(Work task):
Every line of the material must appear in the answer exactly as it does here.

(Supplied entries):

*-*-*

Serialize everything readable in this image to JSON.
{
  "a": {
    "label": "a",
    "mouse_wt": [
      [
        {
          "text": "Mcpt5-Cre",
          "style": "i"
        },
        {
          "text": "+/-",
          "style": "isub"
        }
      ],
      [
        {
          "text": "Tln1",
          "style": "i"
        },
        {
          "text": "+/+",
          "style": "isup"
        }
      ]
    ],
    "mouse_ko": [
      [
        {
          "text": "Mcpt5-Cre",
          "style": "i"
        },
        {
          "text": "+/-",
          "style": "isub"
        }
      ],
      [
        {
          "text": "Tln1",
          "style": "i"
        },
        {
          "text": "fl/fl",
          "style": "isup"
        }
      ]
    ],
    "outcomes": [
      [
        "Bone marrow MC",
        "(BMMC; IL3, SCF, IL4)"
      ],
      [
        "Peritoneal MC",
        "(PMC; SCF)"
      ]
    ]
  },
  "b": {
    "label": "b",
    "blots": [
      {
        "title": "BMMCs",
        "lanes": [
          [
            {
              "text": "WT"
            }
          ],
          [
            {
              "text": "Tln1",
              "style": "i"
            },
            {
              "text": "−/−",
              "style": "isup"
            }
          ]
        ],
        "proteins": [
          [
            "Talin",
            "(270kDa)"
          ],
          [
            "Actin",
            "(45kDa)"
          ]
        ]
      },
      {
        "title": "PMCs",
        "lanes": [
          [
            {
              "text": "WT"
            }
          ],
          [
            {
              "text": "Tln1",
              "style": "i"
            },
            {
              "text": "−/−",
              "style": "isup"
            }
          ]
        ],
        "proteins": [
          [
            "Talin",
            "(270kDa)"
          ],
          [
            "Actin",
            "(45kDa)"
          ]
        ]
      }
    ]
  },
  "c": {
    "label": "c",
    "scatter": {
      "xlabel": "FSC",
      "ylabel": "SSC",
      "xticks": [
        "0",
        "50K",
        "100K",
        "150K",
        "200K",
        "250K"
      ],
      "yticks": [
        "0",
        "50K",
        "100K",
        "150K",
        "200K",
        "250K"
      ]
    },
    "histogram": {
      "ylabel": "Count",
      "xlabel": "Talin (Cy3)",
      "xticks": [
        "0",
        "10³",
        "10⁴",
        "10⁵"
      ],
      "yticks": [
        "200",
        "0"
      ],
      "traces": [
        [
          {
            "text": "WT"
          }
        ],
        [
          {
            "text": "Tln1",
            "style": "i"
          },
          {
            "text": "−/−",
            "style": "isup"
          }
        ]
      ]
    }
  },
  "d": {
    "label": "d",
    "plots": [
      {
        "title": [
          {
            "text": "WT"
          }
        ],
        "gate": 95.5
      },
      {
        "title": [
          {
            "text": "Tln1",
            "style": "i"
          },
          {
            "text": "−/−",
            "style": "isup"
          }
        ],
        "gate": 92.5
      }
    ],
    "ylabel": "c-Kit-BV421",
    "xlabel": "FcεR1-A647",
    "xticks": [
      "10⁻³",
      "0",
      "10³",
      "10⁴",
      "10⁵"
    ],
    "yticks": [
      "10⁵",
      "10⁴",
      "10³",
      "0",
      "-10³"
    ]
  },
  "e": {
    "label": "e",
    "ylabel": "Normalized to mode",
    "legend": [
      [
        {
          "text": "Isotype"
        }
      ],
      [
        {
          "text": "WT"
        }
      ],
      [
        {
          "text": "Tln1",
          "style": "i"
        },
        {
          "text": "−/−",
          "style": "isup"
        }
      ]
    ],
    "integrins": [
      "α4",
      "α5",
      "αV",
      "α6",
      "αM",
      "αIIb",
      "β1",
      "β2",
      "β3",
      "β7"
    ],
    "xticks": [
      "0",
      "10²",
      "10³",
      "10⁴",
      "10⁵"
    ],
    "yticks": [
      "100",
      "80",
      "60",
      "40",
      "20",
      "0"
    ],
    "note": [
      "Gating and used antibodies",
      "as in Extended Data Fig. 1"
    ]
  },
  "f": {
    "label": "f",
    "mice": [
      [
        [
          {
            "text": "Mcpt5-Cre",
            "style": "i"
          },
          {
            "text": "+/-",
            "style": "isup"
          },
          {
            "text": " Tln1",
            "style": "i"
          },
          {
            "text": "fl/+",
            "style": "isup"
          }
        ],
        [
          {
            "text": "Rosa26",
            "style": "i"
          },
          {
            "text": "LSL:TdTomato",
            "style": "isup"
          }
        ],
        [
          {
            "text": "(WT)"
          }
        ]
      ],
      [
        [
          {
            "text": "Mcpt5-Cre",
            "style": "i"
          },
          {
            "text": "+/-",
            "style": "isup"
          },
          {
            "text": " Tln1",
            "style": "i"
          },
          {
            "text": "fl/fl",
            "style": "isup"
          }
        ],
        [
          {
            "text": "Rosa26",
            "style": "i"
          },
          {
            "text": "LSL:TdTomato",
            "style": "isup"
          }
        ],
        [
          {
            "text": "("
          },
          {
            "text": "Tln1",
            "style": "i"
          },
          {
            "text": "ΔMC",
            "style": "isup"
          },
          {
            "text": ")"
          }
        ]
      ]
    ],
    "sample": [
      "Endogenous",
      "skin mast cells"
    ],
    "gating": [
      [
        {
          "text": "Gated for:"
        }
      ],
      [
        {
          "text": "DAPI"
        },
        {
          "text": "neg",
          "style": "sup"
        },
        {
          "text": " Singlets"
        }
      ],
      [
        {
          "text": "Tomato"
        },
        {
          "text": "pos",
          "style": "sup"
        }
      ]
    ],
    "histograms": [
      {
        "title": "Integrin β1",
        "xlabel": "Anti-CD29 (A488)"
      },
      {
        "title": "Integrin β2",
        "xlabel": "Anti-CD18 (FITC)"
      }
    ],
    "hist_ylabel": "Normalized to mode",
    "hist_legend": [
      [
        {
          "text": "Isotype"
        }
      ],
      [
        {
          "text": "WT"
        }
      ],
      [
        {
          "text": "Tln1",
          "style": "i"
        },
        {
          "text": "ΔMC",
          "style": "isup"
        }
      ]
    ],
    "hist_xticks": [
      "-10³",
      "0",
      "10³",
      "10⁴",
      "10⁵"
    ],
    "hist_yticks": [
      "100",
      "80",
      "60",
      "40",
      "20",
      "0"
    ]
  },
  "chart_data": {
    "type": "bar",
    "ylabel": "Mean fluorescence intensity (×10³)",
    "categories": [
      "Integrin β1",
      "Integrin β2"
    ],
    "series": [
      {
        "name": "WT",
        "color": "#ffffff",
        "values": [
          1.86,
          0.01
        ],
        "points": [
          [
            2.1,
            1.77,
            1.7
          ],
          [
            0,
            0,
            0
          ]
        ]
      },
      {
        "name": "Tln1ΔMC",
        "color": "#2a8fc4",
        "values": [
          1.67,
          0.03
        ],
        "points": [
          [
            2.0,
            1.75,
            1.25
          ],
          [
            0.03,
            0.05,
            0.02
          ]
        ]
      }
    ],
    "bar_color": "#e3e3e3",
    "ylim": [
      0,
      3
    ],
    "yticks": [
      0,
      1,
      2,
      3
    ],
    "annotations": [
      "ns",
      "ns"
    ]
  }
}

*-*-*

(Exercise output):
Serialize everything readable in this image to JSON.
{
  "a": {
    "label": "a",
    "mouse_wt": [
      [
        {
          "text": "Mcpt5-Cre",
          "style": "i"
        },
        {
          "text": "+/-",
          "style": "isub"
        }
      ],
      [
        {
          "text": "Tln1",
          "style": "i"
        },
        {
          "text": "+/+",
          "style": "isup"
        }
      ]
    ],
    "mouse_ko": [
      [
        {
          "text": "Mcpt5-Cre",
          "style": "i"
        },
        {
          "text": "+/-",
          "style": "isub"
        }
      ],
      [
        {
          "text": "Tln1",
          "style": "i"
        },
        {
          "text": "fl/fl",
          "style": "isup"
        }
      ]
    ],
    "outcomes": [
      [
        "Bone marrow MC",
        "(BMMC; IL3, SCF, IL4)"
      ],
      [
        "Peritoneal MC",
        "(PMC; SCF)"
      ]
    ]
  },
  "b": {
    "label": "b",
    "blots": [
      {
        "title": "BMMCs",
        "lanes": [
          [
            {
              "text": "WT"
            }
          ],
          [
            {
              "text": "Tln1",
              "style": "i"
            },
            {
              "text": "−/−",
              "style": "isup"
            }
          ]
        ],
        "proteins": [
          [
            "Talin",
            "(270kDa)"
          ],
          [
            "Actin",
            "(45kDa)"
          ]
        ]
      },
      {
        "title": "PMCs",
        "lanes": [
          [
            {
              "text": "WT"
            }
          ],
          [
            {
              "text": "Tln1",
              "style": "i"
            },
            {
              "text": "−/−",
              "style": "isup"
            }
          ]
        ],
        "proteins": [
          [
            "Talin",
            "(270kDa)"
          ],
          [
            "Actin",
            "(45kDa)"
          ]
        ]
      }
    ]
  },
  "c": {
    "label": "c",
    "scatter": {
      "xlabel": "FSC",
      "ylabel": "SSC",
      "xticks": [
        "0",
        "50K",
        "100K",
        "150K",
        "200K",
        "250K"
      ],
      "yticks": [
        "0",
        "50K",
        "100K",
        "150K",
        "200K",
        "250K"
      ]
    },
    "histogram": {
      "ylabel": "Count",
      "xlabel": "Talin (Cy3)",
      "xticks": [
        "0",
        "10³",
        "10⁴",
        "10⁵"
      ],
      "yticks": [
        "200",
        "0"
      ],
      "traces": [
        [
          {
            "text": "WT"
          }
        ],
        [
          {
            "text": "Tln1",
            "style": "i"
          },
          {
            "text": "−/−",
            "style": "isup"
          }
        ]
      ]
    }
  },
  "d": {
    "label": "d",
    "plots": [
      {
        "title": [
          {
            "text": "WT"
          }
        ],
        "gate": 95.5
      },
      {
        "title": [
          {
            "text": "Tln1",
            "style": "i"
          },
          {
            "text": "−/−",
            "style": "isup"
          }
        ],
        "gate": 92.5
      }
    ],
    "ylabel": "c-Kit-BV421",
    "xlabel": "FcεR1-A647",
    "xticks": [
      "10⁻³",
      "0",
      "10³",
      "10⁴",
      "10⁵"
    ],
    "yticks": [
      "10⁵",
      "10⁴",
      "10³",
      "0",
      "-10³"
    ]
  },
  "e": {
    "label": "e",
    "ylabel": "Normalized to mode",
    "legend": [
      [
        {
          "text": "Isotype"
        }
      ],
      [
        {
          "text": "WT"
        }
      ],
      [
        {
          "text": "Tln1",
          "style": "i"
        },
        {
          "text": "−/−",
          "style": "isup"
        }
      ]
    ],
    "integrins": [
      "α4",
      "α5",
      "αV",
      "α6",
      "αM",
      "αIIb",
      "β1",
      "β2",
      "β3",
      "β7"
    ],
    "xticks": [
      "0",
      "10²",
      "10³",
      "10⁴",
      "10⁵"
    ],
    "yticks": [
      "100",
      "80",
      "60",
      "40",
      "20",
      "0"
    ],
    "note": [
      "Gating and used antibodies",
      "as in Extended Data Fig. 1"
    ]
  },
  "f": {
    "label": "f",
    "mice": [
      [
        [
          {
            "text": "Mcpt5-Cre",
            "style": "i"
          },
          {
            "text": "+/-",
            "style": "isup"
          },
          {
            "text": " Tln1",
            "style": "i"
          },
          {
            "text": "fl/+",
            "style": "isup"
          }
        ],
        [
          {
            "text": "Rosa26",
            "style": "i"
          },
          {
            "text": "LSL:TdTomato",
            "style": "isup"
          }
        ],
        [
          {
            "text": "(WT)"
          }
        ]
      ],
      [
        [
          {
            "text": "Mcpt5-Cre",
            "style": "i"
          },
          {
            "text": "+/-",
            "style": "isup"
          },
          {
            "text": " Tln1",
            "style": "i"
          },
          {
            "text": "fl/fl",
            "style": "isup"
          }
        ],
        [
          {
            "text": "Rosa26",
            "style": "i"
          },
          {
            "text": "LSL:TdTomato",
            "style": "isup"
          }
        ],
        [
          {
            "text": "("
          },
          {
            "text": "Tln1",
            "style": "i"
          },
          {
            "text": "ΔMC",
            "style": "isup"
          },
          {
            "text": ")"
          }
        ]
      ]
    ],
    "sample": [
      "Endogenous",
      "skin mast cells"
    ],
    "gating": [
      [
        {
          "text": "Gated for:"
        }
      ],
      [
        {
          "text": "DAPI"
        },
        {
          "text": "neg",
          "style": "sup"
        },
        {
          "text": " Singlets"
        }
      ],
      [
        {
          "text": "Tomato"
        },
        {
          "text": "pos",
          "style": "sup"
        }
      ]
    ],
    "histograms": [
      {
        "title": "Integrin β1",
        "xlabel": "Anti-CD29 (A488)"
      },
      {
        "title": "Integrin β2",
        "xlabel": "Anti-CD18 (FITC)"
      }
    ],
    "hist_ylabel": "Normalized to mode",
    "hist_legend": [
      [
        {
          "text": "Isotype"
        }
      ],
      [
        {
          "text": "WT"
        }
      ],
      [
        {
          "text": "Tln1",
          "style": "i"
        },
        {
          "text": "ΔMC",
          "style": "isup"
        }
      ]
    ],
    "hist_xticks": [
      "-10³",
      "0",
      "10³",
      "10⁴",
      "10⁵"
    ],
    "hist_yticks": [
      "100",
      "80",
      "60",
      "40",
      "20",
      "0"
    ]
  },
  "chart_data": {
    "type": "bar",
    "ylabel": "Mean fluorescence intensity (×10³)",
    "categories": [
      "Integrin β1",
      "Integrin β2"
    ],
    "series": [
      {
        "name": "WT",
        "color": "#ffffff",
        "values": [
          1.86,
          0.01
        ],
        "points": [
          [
            2.1,
            1.77,
            1.7
          ],
          [
            0,
            0,
            0
          ]
        ]
      },
      {
        "name": "Tln1ΔMC",
        "color": "#2a8fc4",
        "values": [
          1.67,
          0.03
        ],
        "points": [
          [
            2.0,
            1.75,
            1.25
          ],
          [
            0.03,
            0.05,
            0.02
          ]
        ]
      }
    ],
    "bar_color": "#e3e3e3",
    "ylim": [
      0,
      3
    ],
    "yticks": [
      0,
      1,
      2,
      3
    ],
    "annotations": [
      "ns",
      "ns"
    ]
  }
}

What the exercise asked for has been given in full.